* Your goal:
Collect each line of the entries that holds the string "type".

[Extracted data entries]
_ _ _ _

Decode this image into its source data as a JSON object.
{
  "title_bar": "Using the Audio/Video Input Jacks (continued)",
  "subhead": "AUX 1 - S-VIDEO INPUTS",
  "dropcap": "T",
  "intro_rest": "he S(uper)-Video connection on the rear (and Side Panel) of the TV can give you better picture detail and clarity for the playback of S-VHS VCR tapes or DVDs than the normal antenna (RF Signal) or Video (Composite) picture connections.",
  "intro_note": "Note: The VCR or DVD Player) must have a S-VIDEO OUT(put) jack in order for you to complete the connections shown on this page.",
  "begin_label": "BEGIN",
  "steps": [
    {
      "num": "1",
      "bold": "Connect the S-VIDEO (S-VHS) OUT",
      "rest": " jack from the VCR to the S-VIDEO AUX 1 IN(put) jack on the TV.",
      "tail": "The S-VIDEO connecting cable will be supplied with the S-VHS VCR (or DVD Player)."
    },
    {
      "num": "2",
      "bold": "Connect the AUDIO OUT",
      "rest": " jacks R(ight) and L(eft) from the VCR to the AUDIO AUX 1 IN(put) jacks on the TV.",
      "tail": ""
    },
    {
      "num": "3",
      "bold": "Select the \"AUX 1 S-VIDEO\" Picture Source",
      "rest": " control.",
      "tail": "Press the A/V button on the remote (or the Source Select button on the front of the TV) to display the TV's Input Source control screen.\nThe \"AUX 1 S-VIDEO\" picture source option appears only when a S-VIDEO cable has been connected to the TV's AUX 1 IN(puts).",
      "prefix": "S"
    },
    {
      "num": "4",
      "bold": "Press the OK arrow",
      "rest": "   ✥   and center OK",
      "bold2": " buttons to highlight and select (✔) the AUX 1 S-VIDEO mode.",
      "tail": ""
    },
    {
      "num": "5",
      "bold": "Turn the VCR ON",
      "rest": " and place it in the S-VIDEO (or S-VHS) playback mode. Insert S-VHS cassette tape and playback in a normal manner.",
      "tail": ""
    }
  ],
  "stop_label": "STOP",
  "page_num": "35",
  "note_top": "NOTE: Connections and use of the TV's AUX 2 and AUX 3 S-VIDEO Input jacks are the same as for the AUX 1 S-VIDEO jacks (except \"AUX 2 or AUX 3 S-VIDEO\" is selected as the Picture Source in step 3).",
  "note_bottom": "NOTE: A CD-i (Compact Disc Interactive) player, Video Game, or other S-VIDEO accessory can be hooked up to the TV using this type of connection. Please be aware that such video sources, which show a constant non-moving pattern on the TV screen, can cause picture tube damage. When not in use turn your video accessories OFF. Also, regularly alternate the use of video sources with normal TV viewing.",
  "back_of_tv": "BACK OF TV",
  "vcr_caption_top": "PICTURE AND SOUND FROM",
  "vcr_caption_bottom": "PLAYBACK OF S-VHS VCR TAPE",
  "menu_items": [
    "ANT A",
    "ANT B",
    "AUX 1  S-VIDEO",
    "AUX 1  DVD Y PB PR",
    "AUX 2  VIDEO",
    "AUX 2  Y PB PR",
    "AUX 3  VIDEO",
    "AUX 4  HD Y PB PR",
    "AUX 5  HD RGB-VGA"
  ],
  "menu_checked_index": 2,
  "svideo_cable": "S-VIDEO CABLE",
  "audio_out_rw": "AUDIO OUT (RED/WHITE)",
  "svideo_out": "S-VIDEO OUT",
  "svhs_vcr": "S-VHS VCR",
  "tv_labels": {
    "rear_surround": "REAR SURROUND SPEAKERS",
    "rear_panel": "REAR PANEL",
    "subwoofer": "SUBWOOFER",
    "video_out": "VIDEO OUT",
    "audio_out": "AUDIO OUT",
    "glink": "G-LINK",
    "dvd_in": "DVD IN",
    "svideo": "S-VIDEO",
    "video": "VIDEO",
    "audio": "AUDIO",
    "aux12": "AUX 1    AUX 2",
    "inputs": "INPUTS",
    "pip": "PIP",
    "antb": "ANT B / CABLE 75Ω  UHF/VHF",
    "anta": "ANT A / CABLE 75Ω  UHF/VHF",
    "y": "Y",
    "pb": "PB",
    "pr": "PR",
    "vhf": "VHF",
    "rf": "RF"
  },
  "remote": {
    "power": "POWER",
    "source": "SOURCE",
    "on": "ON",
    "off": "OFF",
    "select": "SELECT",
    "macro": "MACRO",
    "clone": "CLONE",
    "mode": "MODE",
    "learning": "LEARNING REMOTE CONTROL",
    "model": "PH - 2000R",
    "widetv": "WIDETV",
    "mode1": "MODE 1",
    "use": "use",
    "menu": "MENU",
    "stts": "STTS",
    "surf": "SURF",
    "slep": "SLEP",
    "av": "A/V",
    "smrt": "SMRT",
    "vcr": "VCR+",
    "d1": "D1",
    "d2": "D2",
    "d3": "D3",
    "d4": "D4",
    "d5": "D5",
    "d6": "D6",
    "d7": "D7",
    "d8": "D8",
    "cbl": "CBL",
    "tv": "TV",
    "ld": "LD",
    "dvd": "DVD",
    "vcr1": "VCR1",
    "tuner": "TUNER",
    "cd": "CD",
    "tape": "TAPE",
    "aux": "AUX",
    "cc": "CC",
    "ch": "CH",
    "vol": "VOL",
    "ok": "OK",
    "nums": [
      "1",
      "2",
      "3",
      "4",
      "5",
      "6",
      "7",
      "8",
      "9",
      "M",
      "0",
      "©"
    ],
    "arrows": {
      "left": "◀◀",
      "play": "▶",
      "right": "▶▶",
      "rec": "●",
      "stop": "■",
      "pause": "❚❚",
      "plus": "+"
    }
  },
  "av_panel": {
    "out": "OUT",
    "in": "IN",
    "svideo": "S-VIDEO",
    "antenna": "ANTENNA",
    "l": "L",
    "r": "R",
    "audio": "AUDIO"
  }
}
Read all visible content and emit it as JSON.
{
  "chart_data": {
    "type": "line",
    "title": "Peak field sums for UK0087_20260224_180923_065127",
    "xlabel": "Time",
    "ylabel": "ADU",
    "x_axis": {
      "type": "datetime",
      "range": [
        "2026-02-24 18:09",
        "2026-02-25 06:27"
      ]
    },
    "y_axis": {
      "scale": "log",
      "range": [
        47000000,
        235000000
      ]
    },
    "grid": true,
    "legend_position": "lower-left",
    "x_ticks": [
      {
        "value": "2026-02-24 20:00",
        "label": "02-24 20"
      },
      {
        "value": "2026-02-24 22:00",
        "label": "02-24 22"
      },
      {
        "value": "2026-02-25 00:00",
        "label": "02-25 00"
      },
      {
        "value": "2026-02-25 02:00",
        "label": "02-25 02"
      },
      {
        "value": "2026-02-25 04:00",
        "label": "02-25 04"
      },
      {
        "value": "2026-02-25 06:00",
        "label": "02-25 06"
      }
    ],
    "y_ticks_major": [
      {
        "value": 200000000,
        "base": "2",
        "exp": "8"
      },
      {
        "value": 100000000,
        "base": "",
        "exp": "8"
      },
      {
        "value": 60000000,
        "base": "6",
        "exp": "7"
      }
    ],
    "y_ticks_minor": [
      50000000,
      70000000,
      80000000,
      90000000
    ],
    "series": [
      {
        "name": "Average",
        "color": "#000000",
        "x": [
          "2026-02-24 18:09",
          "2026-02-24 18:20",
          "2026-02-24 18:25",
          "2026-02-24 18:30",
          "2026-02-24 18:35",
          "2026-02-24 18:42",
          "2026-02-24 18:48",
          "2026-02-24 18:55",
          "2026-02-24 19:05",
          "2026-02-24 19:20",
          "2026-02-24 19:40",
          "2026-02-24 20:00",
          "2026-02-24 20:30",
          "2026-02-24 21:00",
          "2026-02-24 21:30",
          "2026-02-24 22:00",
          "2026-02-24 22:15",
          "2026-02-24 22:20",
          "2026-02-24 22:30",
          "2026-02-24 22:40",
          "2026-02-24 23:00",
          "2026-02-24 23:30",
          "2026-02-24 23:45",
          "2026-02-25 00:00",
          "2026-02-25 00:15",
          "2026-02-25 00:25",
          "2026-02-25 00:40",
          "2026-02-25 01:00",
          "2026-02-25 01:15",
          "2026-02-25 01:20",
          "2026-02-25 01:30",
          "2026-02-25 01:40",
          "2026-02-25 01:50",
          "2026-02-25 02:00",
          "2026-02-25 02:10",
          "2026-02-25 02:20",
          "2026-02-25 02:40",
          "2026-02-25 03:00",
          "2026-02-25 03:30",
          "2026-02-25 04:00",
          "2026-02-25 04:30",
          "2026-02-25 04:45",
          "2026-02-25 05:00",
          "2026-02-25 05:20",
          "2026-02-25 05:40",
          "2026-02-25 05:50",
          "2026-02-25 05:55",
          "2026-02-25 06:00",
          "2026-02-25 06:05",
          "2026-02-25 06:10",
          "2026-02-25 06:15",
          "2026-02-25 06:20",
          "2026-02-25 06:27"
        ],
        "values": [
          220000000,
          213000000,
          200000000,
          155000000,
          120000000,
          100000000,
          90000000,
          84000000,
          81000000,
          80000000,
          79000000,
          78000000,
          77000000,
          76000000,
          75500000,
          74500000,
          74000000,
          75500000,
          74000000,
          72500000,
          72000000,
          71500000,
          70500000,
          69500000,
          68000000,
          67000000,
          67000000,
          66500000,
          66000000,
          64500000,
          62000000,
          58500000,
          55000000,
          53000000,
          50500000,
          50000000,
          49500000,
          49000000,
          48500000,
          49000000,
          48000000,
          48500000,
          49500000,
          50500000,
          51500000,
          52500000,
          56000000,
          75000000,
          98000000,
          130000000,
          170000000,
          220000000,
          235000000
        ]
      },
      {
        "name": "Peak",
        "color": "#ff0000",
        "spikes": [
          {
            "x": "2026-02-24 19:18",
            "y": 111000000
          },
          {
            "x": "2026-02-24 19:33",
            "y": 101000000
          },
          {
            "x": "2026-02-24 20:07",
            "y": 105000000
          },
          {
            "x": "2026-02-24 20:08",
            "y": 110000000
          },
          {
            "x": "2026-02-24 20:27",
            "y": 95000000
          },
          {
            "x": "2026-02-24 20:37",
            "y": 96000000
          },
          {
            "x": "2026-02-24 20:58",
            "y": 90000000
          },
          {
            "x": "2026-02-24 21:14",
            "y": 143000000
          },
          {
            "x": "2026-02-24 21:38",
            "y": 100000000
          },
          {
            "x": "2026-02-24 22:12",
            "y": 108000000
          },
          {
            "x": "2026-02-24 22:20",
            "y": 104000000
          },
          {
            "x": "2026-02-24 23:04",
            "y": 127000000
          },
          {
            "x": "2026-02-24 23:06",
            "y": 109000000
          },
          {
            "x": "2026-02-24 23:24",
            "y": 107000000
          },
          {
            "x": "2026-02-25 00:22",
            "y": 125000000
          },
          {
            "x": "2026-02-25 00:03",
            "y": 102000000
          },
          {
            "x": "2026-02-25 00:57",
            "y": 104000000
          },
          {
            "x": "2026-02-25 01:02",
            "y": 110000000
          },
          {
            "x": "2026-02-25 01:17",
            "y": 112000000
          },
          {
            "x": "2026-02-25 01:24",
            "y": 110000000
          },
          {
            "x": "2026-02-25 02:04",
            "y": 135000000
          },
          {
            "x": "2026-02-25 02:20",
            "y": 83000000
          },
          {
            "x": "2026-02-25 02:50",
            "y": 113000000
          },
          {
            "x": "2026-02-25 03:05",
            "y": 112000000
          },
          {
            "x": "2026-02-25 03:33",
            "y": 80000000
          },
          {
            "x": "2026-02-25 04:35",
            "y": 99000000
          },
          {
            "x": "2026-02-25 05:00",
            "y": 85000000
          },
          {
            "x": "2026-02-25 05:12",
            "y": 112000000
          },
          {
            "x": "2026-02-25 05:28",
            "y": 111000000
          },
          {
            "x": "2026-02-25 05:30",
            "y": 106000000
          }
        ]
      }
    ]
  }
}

_ _ _ _

* Answer to the problem:
  "note_bottom": "NOTE: A CD-i (Compact Disc Interactive) player, Video Game, or other S-VIDEO accessory can be hooked up to the TV using this type of connection. Please be aware that such video sources, which show a constant non-moving pattern on the TV screen, can cause picture tube damage. When not in use turn your video accessories OFF. Also, regularly alternate the use of video sources with normal TV viewing.",
    "type": "line",
      "type": "datetime",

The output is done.